> [Problem requirements] Please output every line of the material as it stands, without the pictures.

> [Dataset entries]
§

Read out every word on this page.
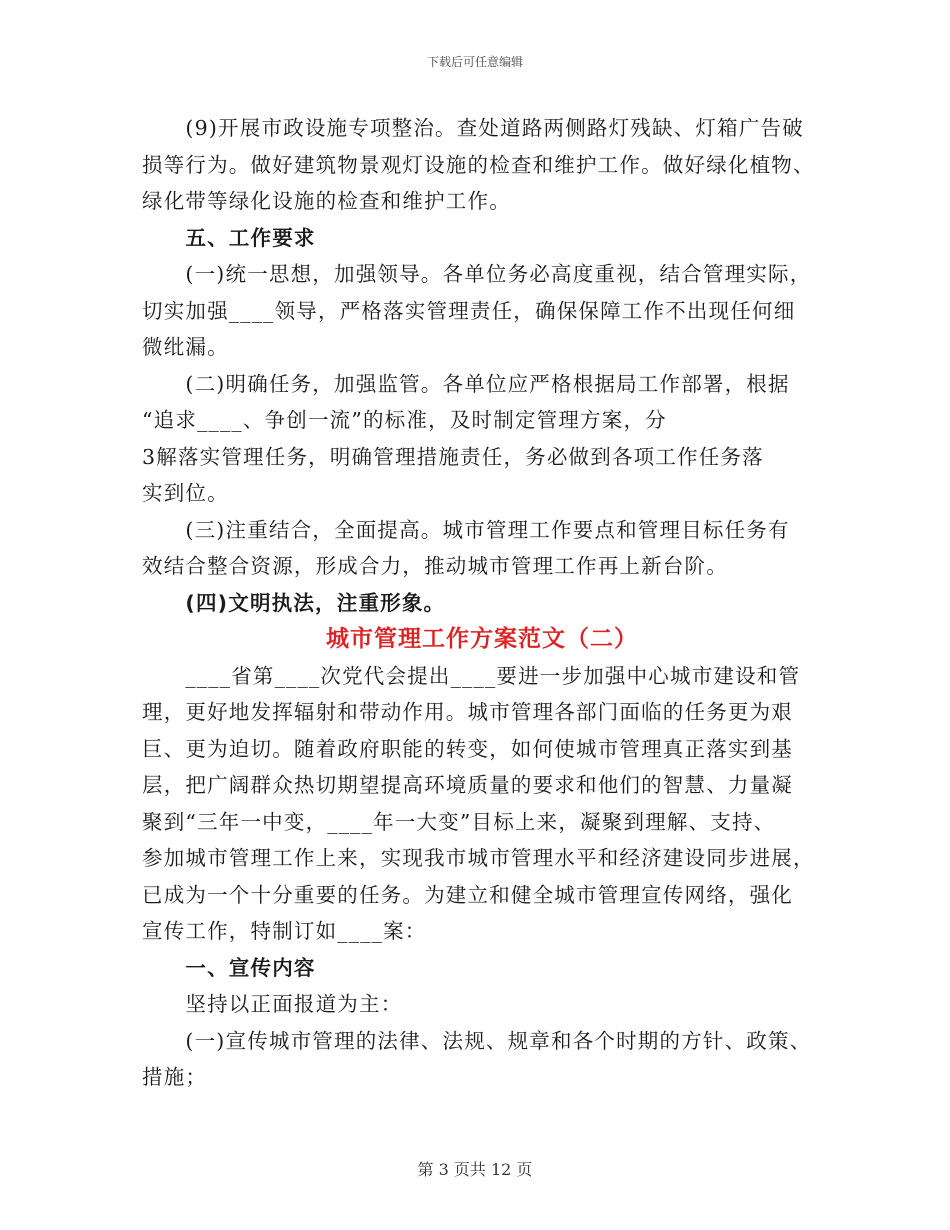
下载后可任意编辑

　　(9)开展市政设施专项整治。查处道路两侧路灯残缺、灯箱广告破

损等行为。做好建筑物景观灯设施的检查和维护工作。做好绿化植物、

绿化带等绿化设施的检查和维护工作。

　　五、工作要求

　　(一)统一思想，加强领导。各单位务必高度重视，结合管理实际，

切实加强____领导，严格落实管理责任，确保保障工作不出现任何细

微纰漏。

　　(二)明确任务，加强监管。各单位应严格根据局工作部署，根据

“追求____、争创一流”的标准，及时制定管理方案，分

3解落实管理任务，明确管理措施责任，务必做到各项工作任务落

实到位。

　　(三)注重结合，全面提高。城市管理工作要点和管理目标任务有

效结合整合资源，形成合力，推动城市管理工作再上新台阶。

　　(四)文明执法，注重形象。

城市管理工作方案范文（二）

　　____省第____次党代会提出____要进一步加强中心城市建设和管

理，更好地发挥辐射和带动作用。城市管理各部门面临的任务更为艰

巨、更为迫切。随着政府职能的转变，如何使城市管理真正落实到基

层，把广阔群众热切期望提高环境质量的要求和他们的智慧、力量凝

聚到“三年一中变，____年一大变”目标上来，凝聚到理解、支持、

参加城市管理工作上来，实现我市城市管理水平和经济建设同步进展，

已成为一个十分重要的任务。为建立和健全城市管理宣传网络，强化

宣传工作，特制订如____案：

　　一、宣传内容

　　坚持以正面报道为主：

　　(一)宣传城市管理的法律、法规、规章和各个时期的方针、政策、

措施；

第 3 页共 12 页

§

> [Finished task]
Read out every word on this page.
下载后可任意编辑

　　(9)开展市政设施专项整治。查处道路两侧路灯残缺、灯箱广告破

损等行为。做好建筑物景观灯设施的检查和维护工作。做好绿化植物、

绿化带等绿化设施的检查和维护工作。

　　五、工作要求

　　(一)统一思想，加强领导。各单位务必高度重视，结合管理实际，

切实加强____领导，严格落实管理责任，确保保障工作不出现任何细

微纰漏。

　　(二)明确任务，加强监管。各单位应严格根据局工作部署，根据

“追求____、争创一流”的标准，及时制定管理方案，分

3解落实管理任务，明确管理措施责任，务必做到各项工作任务落

实到位。

　　(三)注重结合，全面提高。城市管理工作要点和管理目标任务有

效结合整合资源，形成合力，推动城市管理工作再上新台阶。

　　(四)文明执法，注重形象。

城市管理工作方案范文（二）

　　____省第____次党代会提出____要进一步加强中心城市建设和管

理，更好地发挥辐射和带动作用。城市管理各部门面临的任务更为艰

巨、更为迫切。随着政府职能的转变，如何使城市管理真正落实到基

层，把广阔群众热切期望提高环境质量的要求和他们的智慧、力量凝

聚到“三年一中变，____年一大变”目标上来，凝聚到理解、支持、

参加城市管理工作上来，实现我市城市管理水平和经济建设同步进展，

已成为一个十分重要的任务。为建立和健全城市管理宣传网络，强化

宣传工作，特制订如____案：

　　一、宣传内容

　　坚持以正面报道为主：

　　(一)宣传城市管理的法律、法规、规章和各个时期的方针、政策、

措施；

第 3 页共 12 页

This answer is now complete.